**Goal:** Tally the lines holding the string "только" and reply with that number alone.

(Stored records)
— start —

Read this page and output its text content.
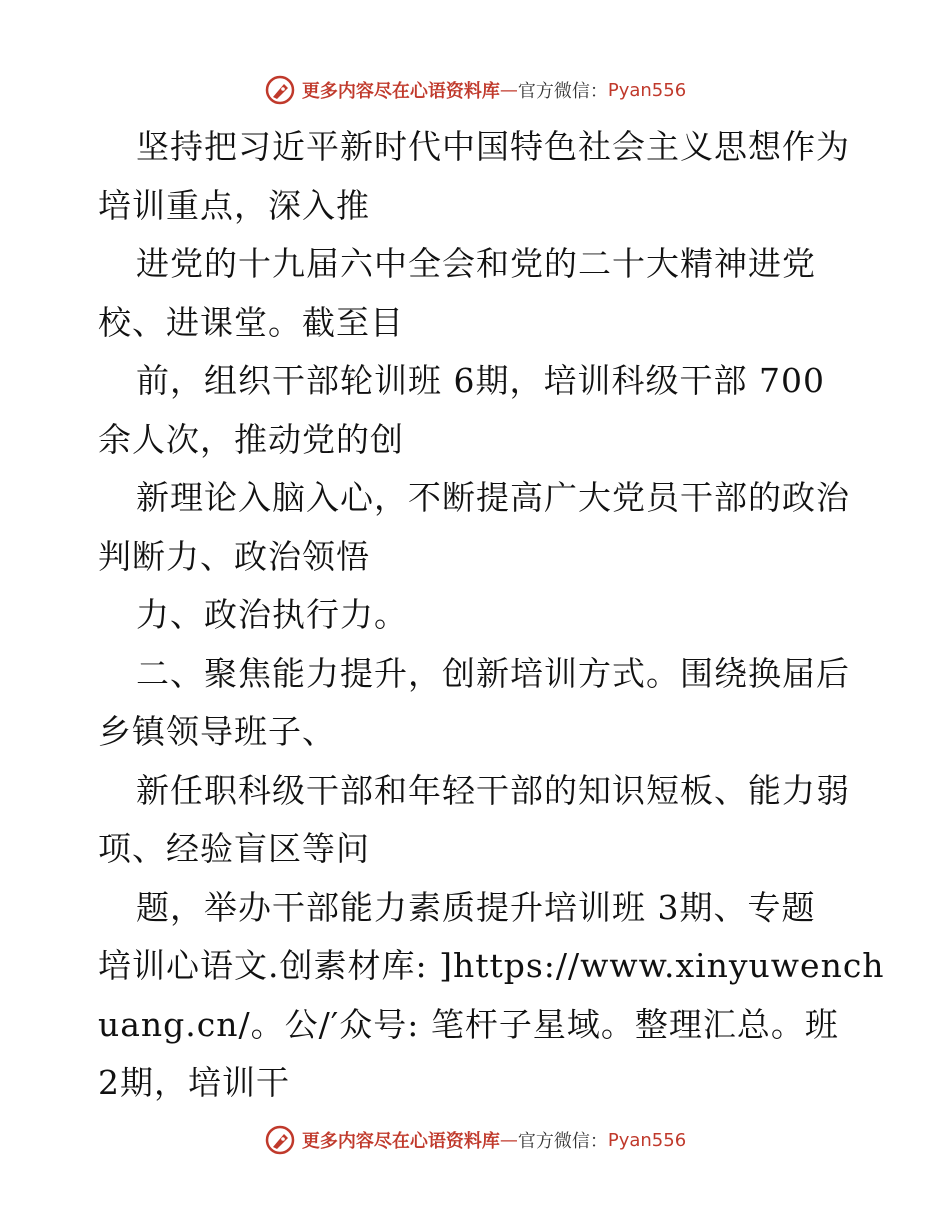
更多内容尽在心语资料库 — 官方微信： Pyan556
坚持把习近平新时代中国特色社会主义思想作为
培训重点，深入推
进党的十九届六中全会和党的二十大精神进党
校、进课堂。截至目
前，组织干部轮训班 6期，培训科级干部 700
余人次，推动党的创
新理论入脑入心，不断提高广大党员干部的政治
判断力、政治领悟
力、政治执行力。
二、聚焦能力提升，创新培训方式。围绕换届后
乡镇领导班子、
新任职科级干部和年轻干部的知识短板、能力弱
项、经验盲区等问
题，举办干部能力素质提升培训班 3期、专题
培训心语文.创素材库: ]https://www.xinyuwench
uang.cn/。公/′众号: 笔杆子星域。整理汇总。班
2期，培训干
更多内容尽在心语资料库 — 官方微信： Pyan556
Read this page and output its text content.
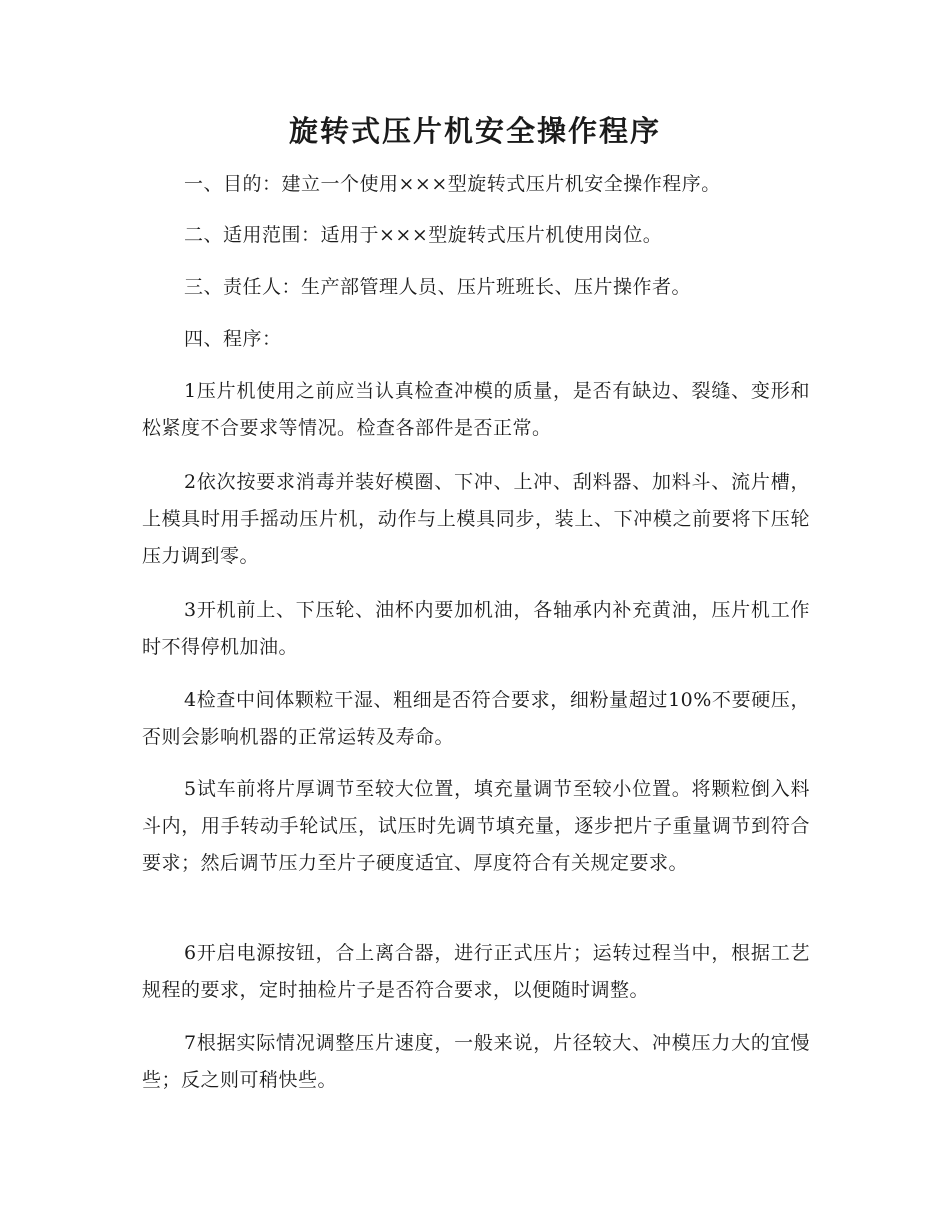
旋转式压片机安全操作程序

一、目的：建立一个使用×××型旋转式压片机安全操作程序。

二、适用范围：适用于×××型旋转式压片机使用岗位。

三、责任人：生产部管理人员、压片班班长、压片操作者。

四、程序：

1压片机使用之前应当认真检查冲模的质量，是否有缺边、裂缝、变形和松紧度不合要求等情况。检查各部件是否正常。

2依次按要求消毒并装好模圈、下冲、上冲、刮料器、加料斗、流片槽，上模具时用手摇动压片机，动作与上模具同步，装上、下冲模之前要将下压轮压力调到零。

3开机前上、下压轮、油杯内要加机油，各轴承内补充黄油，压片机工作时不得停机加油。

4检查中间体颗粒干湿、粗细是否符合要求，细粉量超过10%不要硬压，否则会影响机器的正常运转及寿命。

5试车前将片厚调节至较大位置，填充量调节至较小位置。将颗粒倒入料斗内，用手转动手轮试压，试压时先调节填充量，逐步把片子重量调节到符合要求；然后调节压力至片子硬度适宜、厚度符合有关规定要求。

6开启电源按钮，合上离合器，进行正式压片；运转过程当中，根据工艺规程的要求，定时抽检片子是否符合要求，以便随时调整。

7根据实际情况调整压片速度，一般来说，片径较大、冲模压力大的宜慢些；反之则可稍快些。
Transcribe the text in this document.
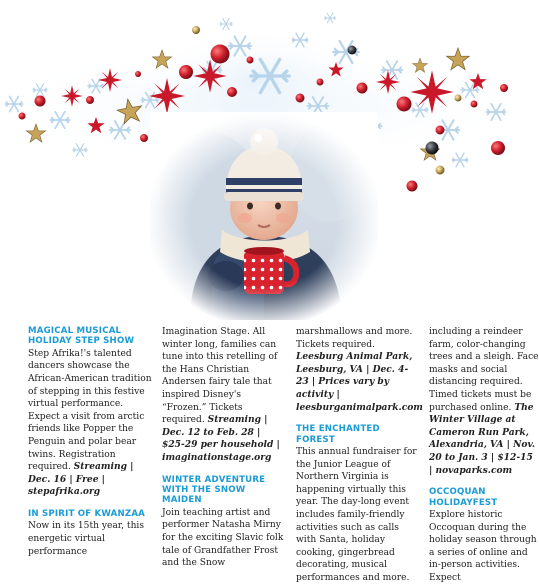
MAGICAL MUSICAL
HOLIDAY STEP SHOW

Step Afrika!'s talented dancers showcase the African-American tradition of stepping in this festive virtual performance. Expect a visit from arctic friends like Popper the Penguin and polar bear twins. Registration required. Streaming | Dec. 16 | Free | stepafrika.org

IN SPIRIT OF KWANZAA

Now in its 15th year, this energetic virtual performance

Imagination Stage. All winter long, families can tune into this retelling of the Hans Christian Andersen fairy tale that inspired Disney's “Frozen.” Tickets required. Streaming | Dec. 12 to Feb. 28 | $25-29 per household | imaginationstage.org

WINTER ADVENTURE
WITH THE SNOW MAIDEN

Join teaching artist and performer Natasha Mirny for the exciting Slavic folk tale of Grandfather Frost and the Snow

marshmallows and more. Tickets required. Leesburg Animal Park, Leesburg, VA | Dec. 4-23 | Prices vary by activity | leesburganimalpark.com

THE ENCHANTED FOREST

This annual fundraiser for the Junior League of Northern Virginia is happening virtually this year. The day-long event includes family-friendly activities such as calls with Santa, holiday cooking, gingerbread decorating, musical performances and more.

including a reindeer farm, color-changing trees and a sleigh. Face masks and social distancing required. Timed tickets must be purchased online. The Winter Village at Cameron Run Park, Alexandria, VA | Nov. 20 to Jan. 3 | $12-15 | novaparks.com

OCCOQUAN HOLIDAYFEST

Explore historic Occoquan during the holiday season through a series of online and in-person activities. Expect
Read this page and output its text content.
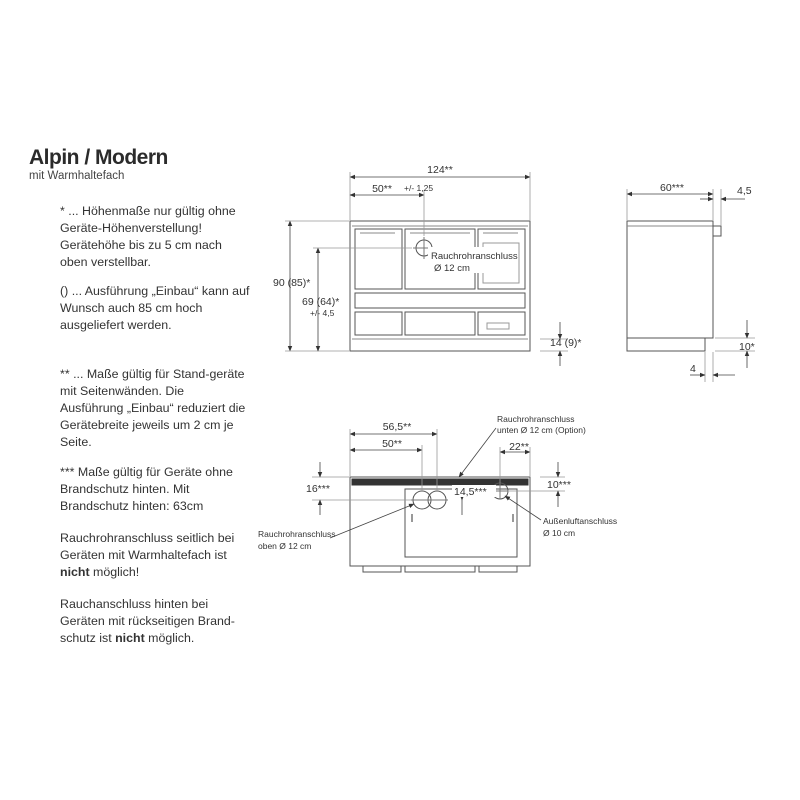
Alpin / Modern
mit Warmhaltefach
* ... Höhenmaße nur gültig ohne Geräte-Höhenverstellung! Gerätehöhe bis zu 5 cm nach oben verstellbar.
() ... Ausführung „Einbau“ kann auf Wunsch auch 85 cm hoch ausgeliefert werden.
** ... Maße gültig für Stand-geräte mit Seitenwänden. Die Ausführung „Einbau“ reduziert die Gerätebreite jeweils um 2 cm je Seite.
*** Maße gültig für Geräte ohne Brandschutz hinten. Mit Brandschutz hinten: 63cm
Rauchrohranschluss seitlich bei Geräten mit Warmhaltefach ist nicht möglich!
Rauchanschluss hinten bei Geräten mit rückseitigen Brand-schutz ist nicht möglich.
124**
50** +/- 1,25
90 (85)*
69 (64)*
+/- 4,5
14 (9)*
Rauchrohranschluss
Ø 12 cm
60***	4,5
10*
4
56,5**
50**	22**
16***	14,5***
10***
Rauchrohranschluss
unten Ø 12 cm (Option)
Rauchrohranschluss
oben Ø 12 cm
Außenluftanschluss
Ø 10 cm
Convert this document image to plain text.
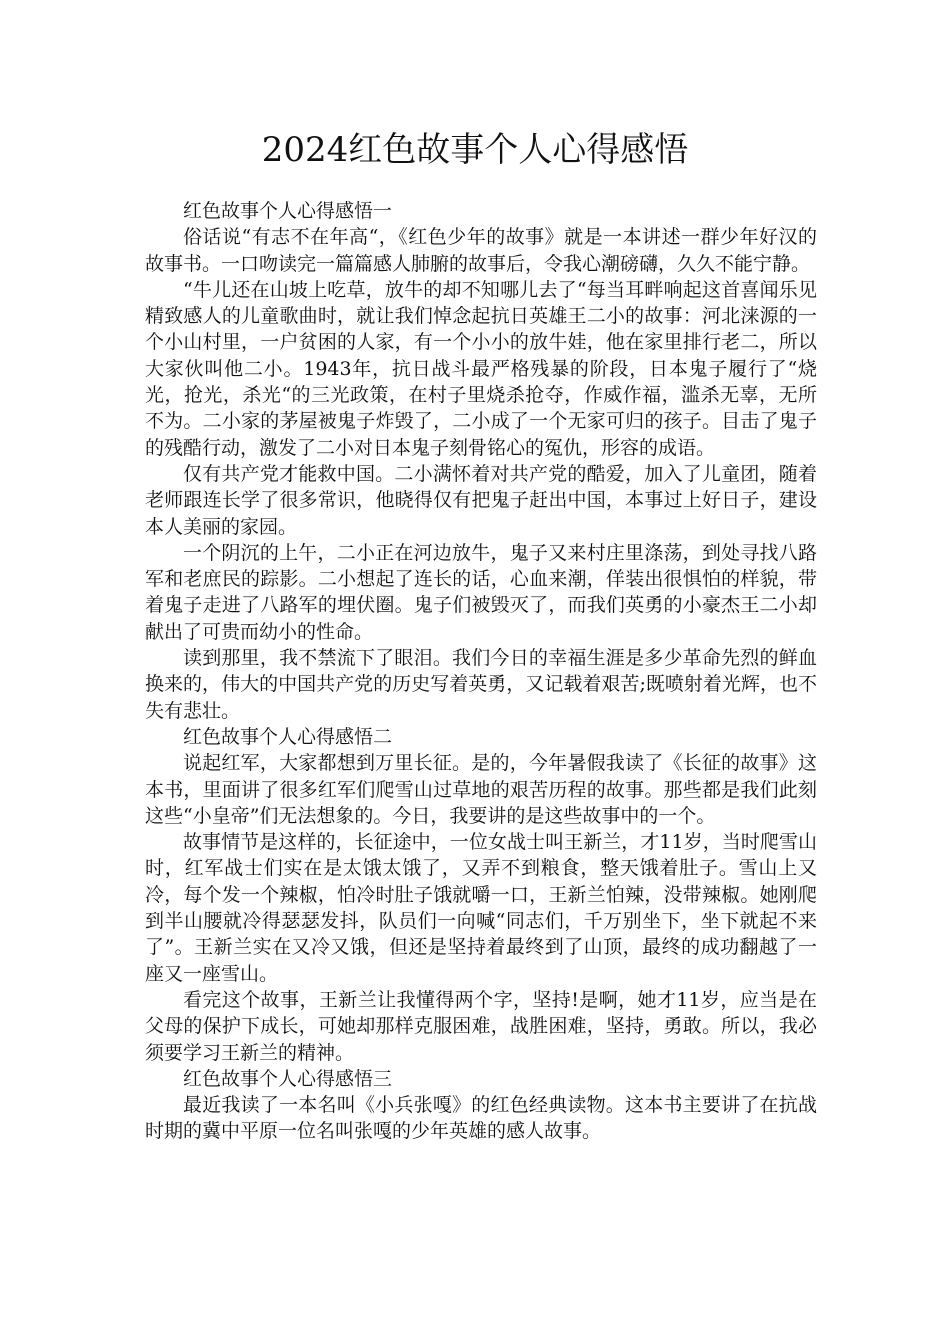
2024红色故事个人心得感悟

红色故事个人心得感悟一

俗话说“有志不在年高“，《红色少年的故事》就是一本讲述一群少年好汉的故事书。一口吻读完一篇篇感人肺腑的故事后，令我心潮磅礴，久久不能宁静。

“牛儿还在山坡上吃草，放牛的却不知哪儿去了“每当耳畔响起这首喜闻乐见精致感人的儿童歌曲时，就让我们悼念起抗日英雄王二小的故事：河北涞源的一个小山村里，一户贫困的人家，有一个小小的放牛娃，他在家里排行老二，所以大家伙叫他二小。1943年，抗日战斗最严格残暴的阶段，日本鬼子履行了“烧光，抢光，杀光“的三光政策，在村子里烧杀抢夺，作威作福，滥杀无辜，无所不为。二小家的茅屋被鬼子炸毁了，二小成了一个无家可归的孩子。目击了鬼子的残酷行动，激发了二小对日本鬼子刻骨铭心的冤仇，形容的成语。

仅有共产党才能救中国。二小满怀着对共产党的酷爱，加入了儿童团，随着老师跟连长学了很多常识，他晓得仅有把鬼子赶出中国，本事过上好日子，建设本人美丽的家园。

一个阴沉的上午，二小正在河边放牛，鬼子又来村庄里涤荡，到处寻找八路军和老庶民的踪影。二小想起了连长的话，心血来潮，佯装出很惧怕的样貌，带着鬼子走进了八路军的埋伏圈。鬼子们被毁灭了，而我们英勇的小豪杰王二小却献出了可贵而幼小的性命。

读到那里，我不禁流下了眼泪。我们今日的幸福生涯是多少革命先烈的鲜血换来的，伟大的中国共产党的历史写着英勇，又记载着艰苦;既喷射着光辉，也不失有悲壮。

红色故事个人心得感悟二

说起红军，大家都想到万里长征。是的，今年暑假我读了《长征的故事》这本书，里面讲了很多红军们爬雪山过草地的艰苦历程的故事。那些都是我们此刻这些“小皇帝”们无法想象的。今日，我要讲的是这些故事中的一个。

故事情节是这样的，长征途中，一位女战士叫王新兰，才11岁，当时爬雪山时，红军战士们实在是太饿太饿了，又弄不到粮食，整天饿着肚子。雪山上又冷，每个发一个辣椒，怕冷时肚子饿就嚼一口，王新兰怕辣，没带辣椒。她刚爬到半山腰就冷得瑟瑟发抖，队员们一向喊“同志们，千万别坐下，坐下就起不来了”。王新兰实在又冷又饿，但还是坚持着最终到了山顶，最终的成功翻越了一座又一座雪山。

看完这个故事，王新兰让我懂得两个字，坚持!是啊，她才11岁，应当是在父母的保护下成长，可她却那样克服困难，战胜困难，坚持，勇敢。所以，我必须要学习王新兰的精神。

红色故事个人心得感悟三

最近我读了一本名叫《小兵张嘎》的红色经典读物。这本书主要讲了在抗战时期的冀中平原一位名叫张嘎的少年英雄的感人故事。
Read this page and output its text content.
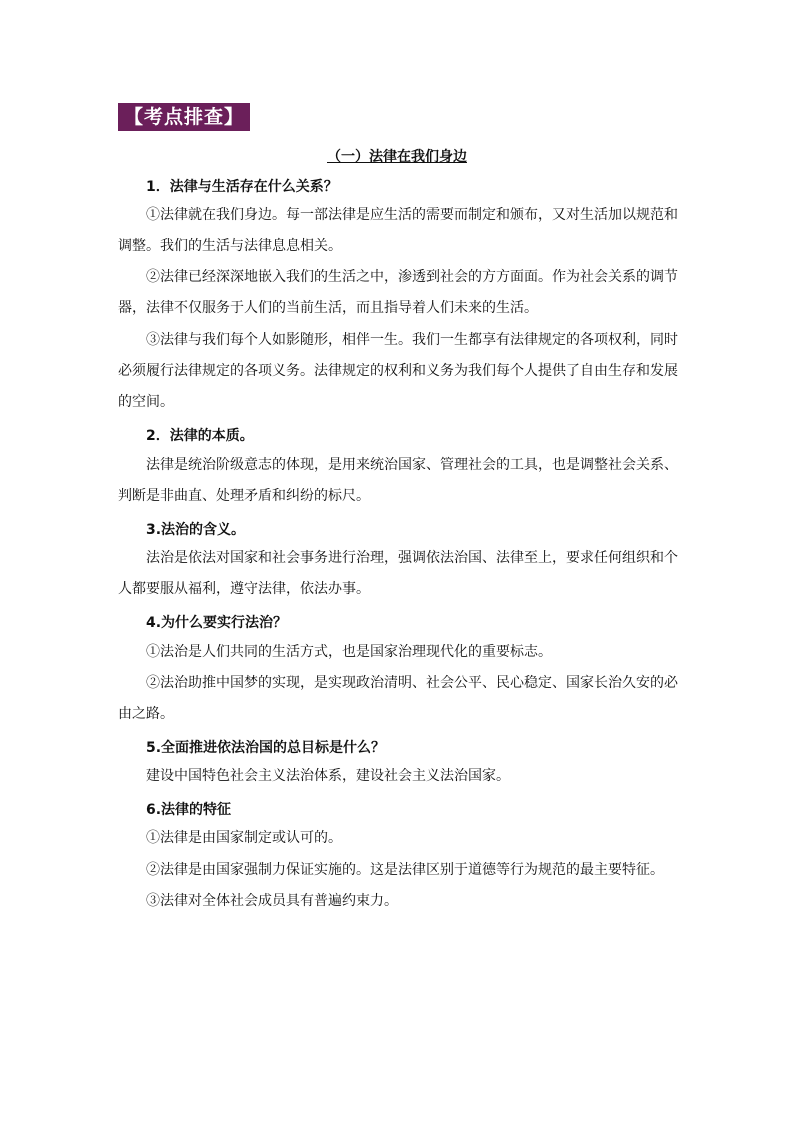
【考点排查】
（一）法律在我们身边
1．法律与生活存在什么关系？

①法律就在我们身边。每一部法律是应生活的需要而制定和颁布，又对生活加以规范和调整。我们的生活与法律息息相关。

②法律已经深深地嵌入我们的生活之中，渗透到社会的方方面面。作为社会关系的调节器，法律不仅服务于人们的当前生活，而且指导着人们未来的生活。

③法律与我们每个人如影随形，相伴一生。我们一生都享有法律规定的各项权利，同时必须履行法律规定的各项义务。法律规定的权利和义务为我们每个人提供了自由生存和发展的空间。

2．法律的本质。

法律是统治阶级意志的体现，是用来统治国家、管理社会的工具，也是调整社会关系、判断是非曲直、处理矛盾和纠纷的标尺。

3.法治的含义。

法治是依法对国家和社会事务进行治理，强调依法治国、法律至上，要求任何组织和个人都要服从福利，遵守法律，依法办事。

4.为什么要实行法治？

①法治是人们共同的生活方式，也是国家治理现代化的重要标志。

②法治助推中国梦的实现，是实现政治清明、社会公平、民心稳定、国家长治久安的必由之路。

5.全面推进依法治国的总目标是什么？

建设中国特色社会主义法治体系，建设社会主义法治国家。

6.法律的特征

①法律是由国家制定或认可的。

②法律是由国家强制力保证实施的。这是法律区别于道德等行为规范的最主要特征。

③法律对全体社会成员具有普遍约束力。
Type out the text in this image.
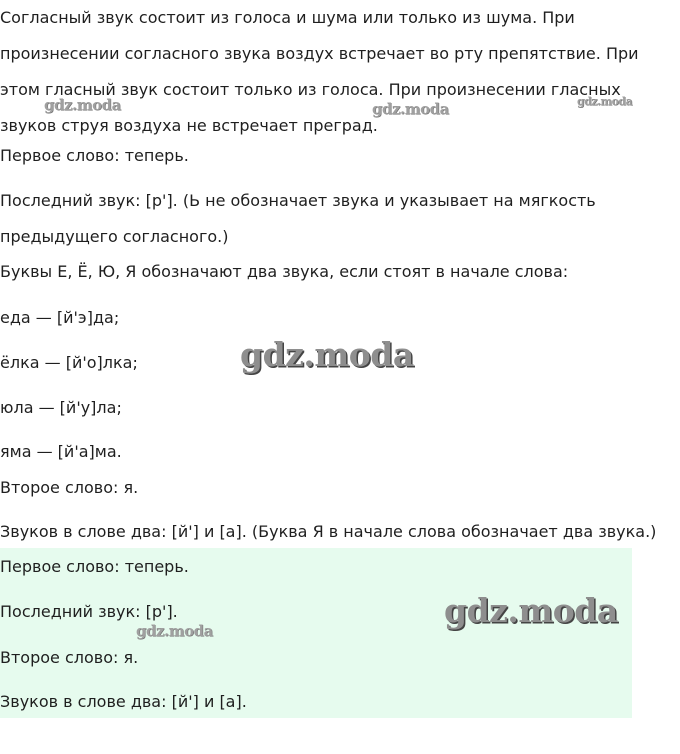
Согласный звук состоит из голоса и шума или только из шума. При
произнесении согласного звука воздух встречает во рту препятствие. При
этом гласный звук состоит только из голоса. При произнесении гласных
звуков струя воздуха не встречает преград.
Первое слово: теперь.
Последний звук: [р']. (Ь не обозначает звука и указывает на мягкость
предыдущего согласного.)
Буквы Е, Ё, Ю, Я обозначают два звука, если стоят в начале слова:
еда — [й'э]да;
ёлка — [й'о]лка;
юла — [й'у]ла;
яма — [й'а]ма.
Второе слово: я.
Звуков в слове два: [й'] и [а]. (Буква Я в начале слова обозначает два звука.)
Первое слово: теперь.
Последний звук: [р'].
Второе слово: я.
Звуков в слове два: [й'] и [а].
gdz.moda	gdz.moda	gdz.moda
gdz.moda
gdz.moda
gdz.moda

— end —

**Answer to the task:** 2